* Exercise: Reproduce word for word the lines between the one containing "What does this" and the end of the entries below, both inclusive; leave out pictures.

(Data items)

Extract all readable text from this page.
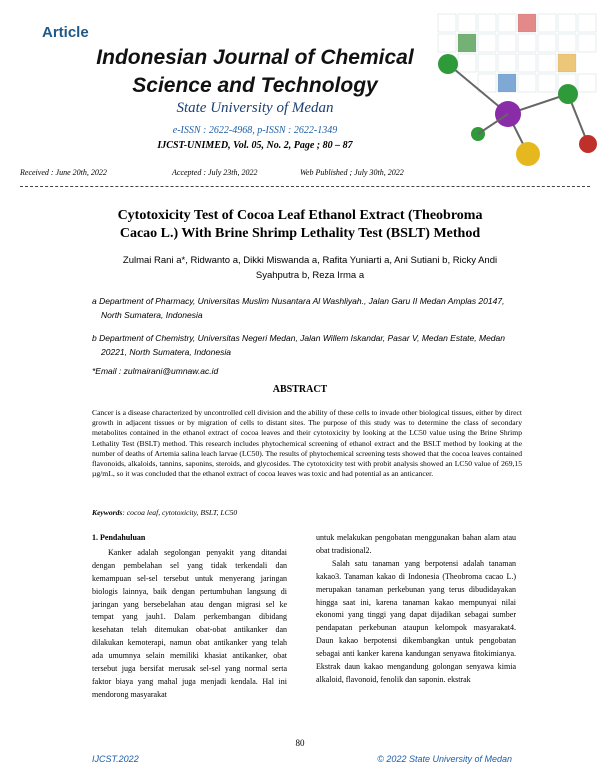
Article
Indonesian Journal of Chemical
Science and Technology
State University of Medan
e-ISSN : 2622-4968, p-ISSN : 2622-1349
IJCST-UNIMED, Vol. 05, No. 2, Page ; 80 – 87
Received : June 20th, 2022	Accepted : July 23th, 2022	Web Published ; July 30th, 2022
Cytotoxicity Test of Cocoa Leaf Ethanol Extract (Theobroma
Cacao L.) With Brine Shrimp Lethality Test (BSLT) Method
Zulmai Rani a*, Ridwanto a, Dikki Miswanda a, Rafita Yuniarti a, Ani Sutiani b, Ricky Andi
Syahputra b, Reza Irma a
a Department of Pharmacy, Universitas Muslim Nusantara Al Washliyah., Jalan Garu II Medan Amplas 20147,
North Sumatera, Indonesia
b Department of Chemistry, Universitas Negeri Medan, Jalan Willem Iskandar, Pasar V, Medan Estate, Medan
20221, North Sumatera, Indonesia
*Email : zulmairani@umnaw.ac.id
ABSTRACT
Cancer is a disease characterized by uncontrolled cell division and the ability of these cells to invade other biological tissues, either by direct growth in adjacent tissues or by migration of cells to distant sites. The purpose of this study was to determine the class of secondary metabolites contained in the ethanol extract of cocoa leaves and their cytotoxicity by looking at the LC50 value using the Brine Shrimp Lethality Test (BSLT) method. This research includes phytochemical screening of ethanol extract and the BSLT method by looking at the number of deaths of Artemia salina leach larvae (LC50). The results of phytochemical screening tests showed that the cocoa leaves contained flavonoids, alkaloids, tannins, saponins, steroids, and glycosides. The cytotoxicity test with probit analysis showed an LC50 value of 269,15 µg/mL, so it was concluded that the ethanol extract of cocoa leaves was toxic and had potential as an anticancer.
Keywords: cocoa leaf, cytotoxicity, BSLT, LC50

1. Pendahuluan

Kanker adalah segolongan penyakit yang ditandai dengan pembelahan sel yang tidak terkendali dan kemampuan sel-sel tersebut untuk menyerang jaringan biologis lainnya, baik dengan pertumbuhan langsung di jaringan yang bersebelahan atau dengan migrasi sel ke tempat yang jauh1. Dalam perkembangan dibidang kesehatan telah ditemukan obat-obat antikanker dan dilakukan kemoterapi, namun obat antikanker yang telah ada umumnya selain memiliki khasiat antikanker, obat tersebut juga bersifat merusak sel-sel yang normal serta faktor biaya yang mahal juga menjadi kendala. Hal ini mendorong masyarakat

untuk melakukan pengobatan menggunakan bahan alam atau obat tradisional2.

Salah satu tanaman yang berpotensi adalah tanaman kakao3. Tanaman kakao di Indonesia (Theobroma cacao L.) merupakan tanaman perkebunan yang terus dibudidayakan hingga saat ini, karena tanaman kakao mempunyai nilai ekonomi yang tinggi yang dapat dijadikan sebagai sumber pendapatan perkebunan ataupun kelompok masyarakat4. Daun kakao berpotensi dikembangkan untuk pengobatan sebagai anti kanker karena kandungan senyawa fitokimianya. Ekstrak daun kakao mengandung golongan senyawa kimia alkaloid, flavonoid, fenolik dan saponin. ekstrak

80
IJCST.2022	© 2022 State University of Medan
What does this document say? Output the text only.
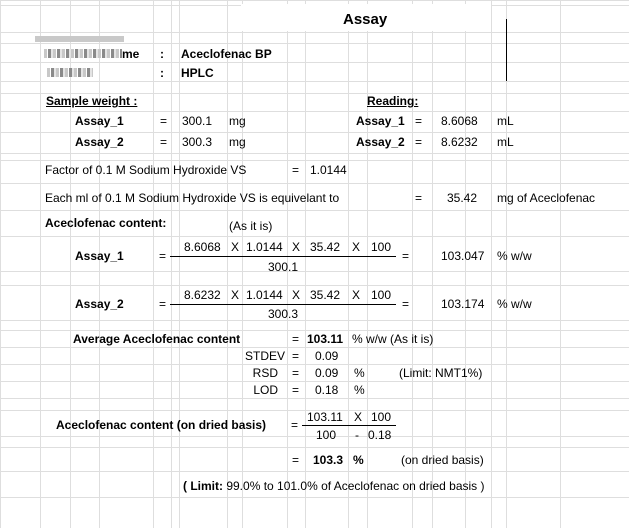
Assay
me : Aceclofenac BP
: HPLC
Sample weight :	Reading:
Assay_1	= 300.1 mg	Assay_1 = 8.6068 mL
Assay_2	= 300.3 mg	Assay_2 = 8.6232 mL
Factor of 0.1 M Sodium Hydroxide VS	= 1.0144
Each ml of 0.1 M Sodium Hydroxide VS is equivelant to	= 35.42 mg of Aceclofenac
Aceclofenac content:	(As it is)
Assay_1	=
8.6068 X 1.0144 X 35.42 X 100
300.1
=	103.047 % w/w
Assay_2	=
8.6232 X 1.0144 X 35.42 X 100
300.3
=	103.174 % w/w
Average Aceclofenac content	= 103.11 % w/w (As it is)
STDEV = 0.09
RSD = 0.09 %	(Limit: NMT1%)
LOD = 0.18 %
Aceclofenac content (on dried basis) =
103.11 X 100
100 - 0.18
= 103.3 %	(on dried basis)
( Limit: 99.0% to 101.0% of Aceclofenac on dried basis )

* Exercise result:
What does this document say? Output the text only.
Assay
me : Aceclofenac BP
: HPLC
Sample weight :	Reading:
Assay_1	= 300.1 mg	Assay_1 = 8.6068 mL
Assay_2	= 300.3 mg	Assay_2 = 8.6232 mL
Factor of 0.1 M Sodium Hydroxide VS	= 1.0144
Each ml of 0.1 M Sodium Hydroxide VS is equivelant to	= 35.42 mg of Aceclofenac
Aceclofenac content:	(As it is)
Assay_1	=
8.6068 X 1.0144 X 35.42 X 100
300.1
=	103.047 % w/w
Assay_2	=
8.6232 X 1.0144 X 35.42 X 100
300.3
=	103.174 % w/w
Average Aceclofenac content	= 103.11 % w/w (As it is)
STDEV = 0.09
RSD = 0.09 %	(Limit: NMT1%)
LOD = 0.18 %
Aceclofenac content (on dried basis) =
103.11 X 100
100 - 0.18
= 103.3 %	(on dried basis)
( Limit: 99.0% to 101.0% of Aceclofenac on dried basis )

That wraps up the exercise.